(Items from a figure collection)
<<<<
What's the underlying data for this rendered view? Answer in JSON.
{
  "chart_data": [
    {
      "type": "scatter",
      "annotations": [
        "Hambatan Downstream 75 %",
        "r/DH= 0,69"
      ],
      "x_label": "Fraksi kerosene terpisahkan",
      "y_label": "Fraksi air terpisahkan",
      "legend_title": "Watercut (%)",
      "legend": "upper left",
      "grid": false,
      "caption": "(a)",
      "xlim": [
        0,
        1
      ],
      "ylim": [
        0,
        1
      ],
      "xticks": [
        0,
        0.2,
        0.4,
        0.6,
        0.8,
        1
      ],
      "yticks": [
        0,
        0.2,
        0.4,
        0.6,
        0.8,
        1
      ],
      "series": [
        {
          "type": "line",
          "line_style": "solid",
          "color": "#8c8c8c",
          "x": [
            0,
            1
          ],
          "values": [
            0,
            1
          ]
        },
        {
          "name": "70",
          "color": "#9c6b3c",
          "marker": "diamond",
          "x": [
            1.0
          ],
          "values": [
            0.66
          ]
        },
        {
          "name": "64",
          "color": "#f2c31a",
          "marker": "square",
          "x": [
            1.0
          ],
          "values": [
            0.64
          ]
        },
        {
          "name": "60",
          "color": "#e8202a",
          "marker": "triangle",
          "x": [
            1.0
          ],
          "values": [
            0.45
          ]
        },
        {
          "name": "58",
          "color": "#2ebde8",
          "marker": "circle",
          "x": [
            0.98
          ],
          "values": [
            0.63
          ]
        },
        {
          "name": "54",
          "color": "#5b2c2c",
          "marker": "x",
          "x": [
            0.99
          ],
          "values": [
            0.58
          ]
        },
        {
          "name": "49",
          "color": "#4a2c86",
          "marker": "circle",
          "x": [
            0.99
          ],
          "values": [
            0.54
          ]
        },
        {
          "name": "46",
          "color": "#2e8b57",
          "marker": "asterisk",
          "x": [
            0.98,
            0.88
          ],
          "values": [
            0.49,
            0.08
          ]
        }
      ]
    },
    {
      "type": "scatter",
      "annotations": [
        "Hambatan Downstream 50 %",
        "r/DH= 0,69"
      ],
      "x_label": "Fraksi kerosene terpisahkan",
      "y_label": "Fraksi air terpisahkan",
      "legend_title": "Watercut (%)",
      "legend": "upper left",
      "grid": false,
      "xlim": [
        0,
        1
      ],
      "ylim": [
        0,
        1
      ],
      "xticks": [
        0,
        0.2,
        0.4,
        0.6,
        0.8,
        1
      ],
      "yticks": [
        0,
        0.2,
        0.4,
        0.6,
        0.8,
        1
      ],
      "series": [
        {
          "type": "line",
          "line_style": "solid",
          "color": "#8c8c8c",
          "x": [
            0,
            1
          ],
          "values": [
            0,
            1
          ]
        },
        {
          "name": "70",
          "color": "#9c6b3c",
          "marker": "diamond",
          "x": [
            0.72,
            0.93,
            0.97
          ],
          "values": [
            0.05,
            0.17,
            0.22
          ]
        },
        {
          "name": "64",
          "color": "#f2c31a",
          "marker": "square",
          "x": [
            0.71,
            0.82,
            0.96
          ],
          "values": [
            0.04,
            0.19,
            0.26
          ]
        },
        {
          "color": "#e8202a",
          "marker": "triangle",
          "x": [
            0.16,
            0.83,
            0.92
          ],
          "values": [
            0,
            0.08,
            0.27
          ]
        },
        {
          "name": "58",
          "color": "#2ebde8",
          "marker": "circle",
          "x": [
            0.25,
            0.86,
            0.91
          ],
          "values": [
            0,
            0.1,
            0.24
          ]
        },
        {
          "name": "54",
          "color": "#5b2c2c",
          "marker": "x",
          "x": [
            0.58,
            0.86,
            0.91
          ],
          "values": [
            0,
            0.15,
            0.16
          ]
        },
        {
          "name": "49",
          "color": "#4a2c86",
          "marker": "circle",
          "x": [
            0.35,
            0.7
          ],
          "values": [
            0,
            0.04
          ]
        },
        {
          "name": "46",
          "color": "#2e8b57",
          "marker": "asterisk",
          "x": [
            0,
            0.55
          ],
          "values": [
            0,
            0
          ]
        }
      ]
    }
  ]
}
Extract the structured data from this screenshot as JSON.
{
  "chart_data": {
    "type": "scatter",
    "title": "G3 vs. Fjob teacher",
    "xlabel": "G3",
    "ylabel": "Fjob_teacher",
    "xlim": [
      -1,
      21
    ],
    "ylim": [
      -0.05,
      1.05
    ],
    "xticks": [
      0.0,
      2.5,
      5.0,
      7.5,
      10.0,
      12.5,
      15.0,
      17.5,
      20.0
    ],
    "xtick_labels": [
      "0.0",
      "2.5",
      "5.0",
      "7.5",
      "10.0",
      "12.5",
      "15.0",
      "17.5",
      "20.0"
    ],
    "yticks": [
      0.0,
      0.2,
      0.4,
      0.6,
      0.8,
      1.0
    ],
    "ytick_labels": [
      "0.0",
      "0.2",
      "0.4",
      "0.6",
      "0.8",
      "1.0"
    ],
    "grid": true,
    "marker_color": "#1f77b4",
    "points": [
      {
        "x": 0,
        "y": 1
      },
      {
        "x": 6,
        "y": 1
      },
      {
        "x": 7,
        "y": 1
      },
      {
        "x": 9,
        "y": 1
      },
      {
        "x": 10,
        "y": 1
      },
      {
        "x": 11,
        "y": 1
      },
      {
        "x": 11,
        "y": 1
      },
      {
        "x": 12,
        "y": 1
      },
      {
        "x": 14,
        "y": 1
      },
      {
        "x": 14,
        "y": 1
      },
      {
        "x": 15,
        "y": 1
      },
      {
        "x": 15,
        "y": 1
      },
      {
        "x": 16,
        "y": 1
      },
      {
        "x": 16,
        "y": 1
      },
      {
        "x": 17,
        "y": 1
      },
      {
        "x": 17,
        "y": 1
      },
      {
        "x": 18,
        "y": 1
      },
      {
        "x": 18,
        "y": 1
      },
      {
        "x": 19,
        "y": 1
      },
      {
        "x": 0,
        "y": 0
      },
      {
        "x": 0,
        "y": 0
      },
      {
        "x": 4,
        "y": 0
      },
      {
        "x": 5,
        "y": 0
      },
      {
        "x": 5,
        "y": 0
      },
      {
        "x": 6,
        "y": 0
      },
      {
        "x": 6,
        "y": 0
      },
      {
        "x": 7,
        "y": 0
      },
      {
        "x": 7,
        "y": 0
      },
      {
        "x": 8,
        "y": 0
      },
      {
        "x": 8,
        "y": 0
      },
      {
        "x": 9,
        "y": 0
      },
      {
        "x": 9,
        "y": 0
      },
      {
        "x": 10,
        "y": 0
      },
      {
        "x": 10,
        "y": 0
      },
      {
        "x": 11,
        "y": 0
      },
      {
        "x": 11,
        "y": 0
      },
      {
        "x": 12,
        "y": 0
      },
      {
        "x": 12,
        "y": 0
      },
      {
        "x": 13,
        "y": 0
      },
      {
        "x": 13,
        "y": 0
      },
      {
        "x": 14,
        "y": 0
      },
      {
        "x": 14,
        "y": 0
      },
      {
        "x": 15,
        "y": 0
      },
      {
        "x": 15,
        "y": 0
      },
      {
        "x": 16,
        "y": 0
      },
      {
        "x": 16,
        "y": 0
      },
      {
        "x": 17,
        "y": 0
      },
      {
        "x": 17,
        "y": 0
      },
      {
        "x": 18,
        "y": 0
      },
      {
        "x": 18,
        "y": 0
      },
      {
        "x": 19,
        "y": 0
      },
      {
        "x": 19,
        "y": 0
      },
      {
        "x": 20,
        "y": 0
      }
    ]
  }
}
>>>>
_JOB_
Retype the listing. Match it exactly.

_COMPLETED EXERCISE_
What's the underlying data for this rendered view? Answer in JSON.
{
  "chart_data": [
    {
      "type": "scatter",
      "annotations": [
        "Hambatan Downstream 75 %",
        "r/DH= 0,69"
      ],
      "x_label": "Fraksi kerosene terpisahkan",
      "y_label": "Fraksi air terpisahkan",
      "legend_title": "Watercut (%)",
      "legend": "upper left",
      "grid": false,
      "caption": "(a)",
      "xlim": [
        0,
        1
      ],
      "ylim": [
        0,
        1
      ],
      "xticks": [
        0,
        0.2,
        0.4,
        0.6,
        0.8,
        1
      ],
      "yticks": [
        0,
        0.2,
        0.4,
        0.6,
        0.8,
        1
      ],
      "series": [
        {
          "type": "line",
          "line_style": "solid",
          "color": "#8c8c8c",
          "x": [
            0,
            1
          ],
          "values": [
            0,
            1
          ]
        },
        {
          "name": "70",
          "color": "#9c6b3c",
          "marker": "diamond",
          "x": [
            1.0
          ],
          "values": [
            0.66
          ]
        },
        {
          "name": "64",
          "color": "#f2c31a",
          "marker": "square",
          "x": [
            1.0
          ],
          "values": [
            0.64
          ]
        },
        {
          "name": "60",
          "color": "#e8202a",
          "marker": "triangle",
          "x": [
            1.0
          ],
          "values": [
            0.45
          ]
        },
        {
          "name": "58",
          "color": "#2ebde8",
          "marker": "circle",
          "x": [
            0.98
          ],
          "values": [
            0.63
          ]
        },
        {
          "name": "54",
          "color": "#5b2c2c",
          "marker": "x",
          "x": [
            0.99
          ],
          "values": [
            0.58
          ]
        },
        {
          "name": "49",
          "color": "#4a2c86",
          "marker": "circle",
          "x": [
            0.99
          ],
          "values": [
            0.54
          ]
        },
        {
          "name": "46",
          "color": "#2e8b57",
          "marker": "asterisk",
          "x": [
            0.98,
            0.88
          ],
          "values": [
            0.49,
            0.08
          ]
        }
      ]
    },
    {
      "type": "scatter",
      "annotations": [
        "Hambatan Downstream 50 %",
        "r/DH= 0,69"
      ],
      "x_label": "Fraksi kerosene terpisahkan",
      "y_label": "Fraksi air terpisahkan",
      "legend_title": "Watercut (%)",
      "legend": "upper left",
      "grid": false,
      "xlim": [
        0,
        1
      ],
      "ylim": [
        0,
        1
      ],
      "xticks": [
        0,
        0.2,
        0.4,
        0.6,
        0.8,
        1
      ],
      "yticks": [
        0,
        0.2,
        0.4,
        0.6,
        0.8,
        1
      ],
      "series": [
        {
          "type": "line",
          "line_style": "solid",
          "color": "#8c8c8c",
          "x": [
            0,
            1
          ],
          "values": [
            0,
            1
          ]
        },
        {
          "name": "70",
          "color": "#9c6b3c",
          "marker": "diamond",
          "x": [
            0.72,
            0.93,
            0.97
          ],
          "values": [
            0.05,
            0.17,
            0.22
          ]
        },
        {
          "name": "64",
          "color": "#f2c31a",
          "marker": "square",
          "x": [
            0.71,
            0.82,
            0.96
          ],
          "values": [
            0.04,
            0.19,
            0.26
          ]
        },
        {
          "color": "#e8202a",
          "marker": "triangle",
          "x": [
            0.16,
            0.83,
            0.92
          ],
          "values": [
            0,
            0.08,
            0.27
          ]
        },
        {
          "name": "58",
          "color": "#2ebde8",
          "marker": "circle",
          "x": [
            0.25,
            0.86,
            0.91
          ],
          "values": [
            0,
            0.1,
            0.24
          ]
        },
        {
          "name": "54",
          "color": "#5b2c2c",
          "marker": "x",
          "x": [
            0.58,
            0.86,
            0.91
          ],
          "values": [
            0,
            0.15,
            0.16
          ]
        },
        {
          "name": "49",
          "color": "#4a2c86",
          "marker": "circle",
          "x": [
            0.35,
            0.7
          ],
          "values": [
            0,
            0.04
          ]
        },
        {
          "name": "46",
          "color": "#2e8b57",
          "marker": "asterisk",
          "x": [
            0,
            0.55
          ],
          "values": [
            0,
            0
          ]
        }
      ]
    }
  ]
}
Extract the structured data from this screenshot as JSON.
{
  "chart_data": {
    "type": "scatter",
    "title": "G3 vs. Fjob teacher",
    "xlabel": "G3",
    "ylabel": "Fjob_teacher",
    "xlim": [
      -1,
      21
    ],
    "ylim": [
      -0.05,
      1.05
    ],
    "xticks": [
      0.0,
      2.5,
      5.0,
      7.5,
      10.0,
      12.5,
      15.0,
      17.5,
      20.0
    ],
    "xtick_labels": [
      "0.0",
      "2.5",
      "5.0",
      "7.5",
      "10.0",
      "12.5",
      "15.0",
      "17.5",
      "20.0"
    ],
    "yticks": [
      0.0,
      0.2,
      0.4,
      0.6,
      0.8,
      1.0
    ],
    "ytick_labels": [
      "0.0",
      "0.2",
      "0.4",
      "0.6",
      "0.8",
      "1.0"
    ],
    "grid": true,
    "marker_color": "#1f77b4",
    "points": [
      {
        "x": 0,
        "y": 1
      },
      {
        "x": 6,
        "y": 1
      },
      {
        "x": 7,
        "y": 1
      },
      {
        "x": 9,
        "y": 1
      },
      {
        "x": 10,
        "y": 1
      },
      {
        "x": 11,
        "y": 1
      },
      {
        "x": 11,
        "y": 1
      },
      {
        "x": 12,
        "y": 1
      },
      {
        "x": 14,
        "y": 1
      },
      {
        "x": 14,
        "y": 1
      },
      {
        "x": 15,
        "y": 1
      },
      {
        "x": 15,
        "y": 1
      },
      {
        "x": 16,
        "y": 1
      },
      {
        "x": 16,
        "y": 1
      },
      {
        "x": 17,
        "y": 1
      },
      {
        "x": 17,
        "y": 1
      },
      {
        "x": 18,
        "y": 1
      },
      {
        "x": 18,
        "y": 1
      },
      {
        "x": 19,
        "y": 1
      },
      {
        "x": 0,
        "y": 0
      },
      {
        "x": 0,
        "y": 0
      },
      {
        "x": 4,
        "y": 0
      },
      {
        "x": 5,
        "y": 0
      },
      {
        "x": 5,
        "y": 0
      },
      {
        "x": 6,
        "y": 0
      },
      {
        "x": 6,
        "y": 0
      },
      {
        "x": 7,
        "y": 0
      },
      {
        "x": 7,
        "y": 0
      },
      {
        "x": 8,
        "y": 0
      },
      {
        "x": 8,
        "y": 0
      },
      {
        "x": 9,
        "y": 0
      },
      {
        "x": 9,
        "y": 0
      },
      {
        "x": 10,
        "y": 0
      },
      {
        "x": 10,
        "y": 0
      },
      {
        "x": 11,
        "y": 0
      },
      {
        "x": 11,
        "y": 0
      },
      {
        "x": 12,
        "y": 0
      },
      {
        "x": 12,
        "y": 0
      },
      {
        "x": 13,
        "y": 0
      },
      {
        "x": 13,
        "y": 0
      },
      {
        "x": 14,
        "y": 0
      },
      {
        "x": 14,
        "y": 0
      },
      {
        "x": 15,
        "y": 0
      },
      {
        "x": 15,
        "y": 0
      },
      {
        "x": 16,
        "y": 0
      },
      {
        "x": 16,
        "y": 0
      },
      {
        "x": 17,
        "y": 0
      },
      {
        "x": 17,
        "y": 0
      },
      {
        "x": 18,
        "y": 0
      },
      {
        "x": 18,
        "y": 0
      },
      {
        "x": 19,
        "y": 0
      },
      {
        "x": 19,
        "y": 0
      },
      {
        "x": 20,
        "y": 0
      }
    ]
  }
}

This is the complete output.